**What this task involves:** Write the data out again in full, with no departure from the original.

**The data:**
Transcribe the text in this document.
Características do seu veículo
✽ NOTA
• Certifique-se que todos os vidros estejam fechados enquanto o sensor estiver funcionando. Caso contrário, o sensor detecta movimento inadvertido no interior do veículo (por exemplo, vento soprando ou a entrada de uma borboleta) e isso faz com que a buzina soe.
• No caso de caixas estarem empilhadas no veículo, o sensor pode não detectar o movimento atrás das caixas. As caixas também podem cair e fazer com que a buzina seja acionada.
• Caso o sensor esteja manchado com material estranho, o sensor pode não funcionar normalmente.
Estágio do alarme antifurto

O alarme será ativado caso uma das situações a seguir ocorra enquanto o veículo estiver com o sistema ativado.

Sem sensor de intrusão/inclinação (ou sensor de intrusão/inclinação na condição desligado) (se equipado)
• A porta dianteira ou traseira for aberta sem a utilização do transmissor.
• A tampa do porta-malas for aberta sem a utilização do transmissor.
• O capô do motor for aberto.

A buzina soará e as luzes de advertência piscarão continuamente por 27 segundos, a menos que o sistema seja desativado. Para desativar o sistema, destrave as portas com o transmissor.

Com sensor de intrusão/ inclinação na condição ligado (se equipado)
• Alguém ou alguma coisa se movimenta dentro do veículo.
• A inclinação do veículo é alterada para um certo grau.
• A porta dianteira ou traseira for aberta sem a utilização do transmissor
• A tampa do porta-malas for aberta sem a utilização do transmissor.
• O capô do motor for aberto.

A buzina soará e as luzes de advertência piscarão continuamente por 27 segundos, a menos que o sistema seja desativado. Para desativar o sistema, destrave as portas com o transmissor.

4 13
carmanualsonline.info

**Exercise result:**
Transcribe the text in this document.
Características do seu veículo
✽ NOTA
• Certifique-se que todos os vidros estejam fechados enquanto o sensor estiver funcionando. Caso contrário, o sensor detecta movimento inadvertido no interior do veículo (por exemplo, vento soprando ou a entrada de uma borboleta) e isso faz com que a buzina soe.
• No caso de caixas estarem empilhadas no veículo, o sensor pode não detectar o movimento atrás das caixas. As caixas também podem cair e fazer com que a buzina seja acionada.
• Caso o sensor esteja manchado com material estranho, o sensor pode não funcionar normalmente.
Estágio do alarme antifurto

O alarme será ativado caso uma das situações a seguir ocorra enquanto o veículo estiver com o sistema ativado.

Sem sensor de intrusão/inclinação (ou sensor de intrusão/inclinação na condição desligado) (se equipado)
• A porta dianteira ou traseira for aberta sem a utilização do transmissor.
• A tampa do porta-malas for aberta sem a utilização do transmissor.
• O capô do motor for aberto.

A buzina soará e as luzes de advertência piscarão continuamente por 27 segundos, a menos que o sistema seja desativado. Para desativar o sistema, destrave as portas com o transmissor.

Com sensor de intrusão/ inclinação na condição ligado (se equipado)
• Alguém ou alguma coisa se movimenta dentro do veículo.
• A inclinação do veículo é alterada para um certo grau.
• A porta dianteira ou traseira for aberta sem a utilização do transmissor
• A tampa do porta-malas for aberta sem a utilização do transmissor.
• O capô do motor for aberto.

A buzina soará e as luzes de advertência piscarão continuamente por 27 segundos, a menos que o sistema seja desativado. Para desativar o sistema, destrave as portas com o transmissor.

4 13
carmanualsonline.info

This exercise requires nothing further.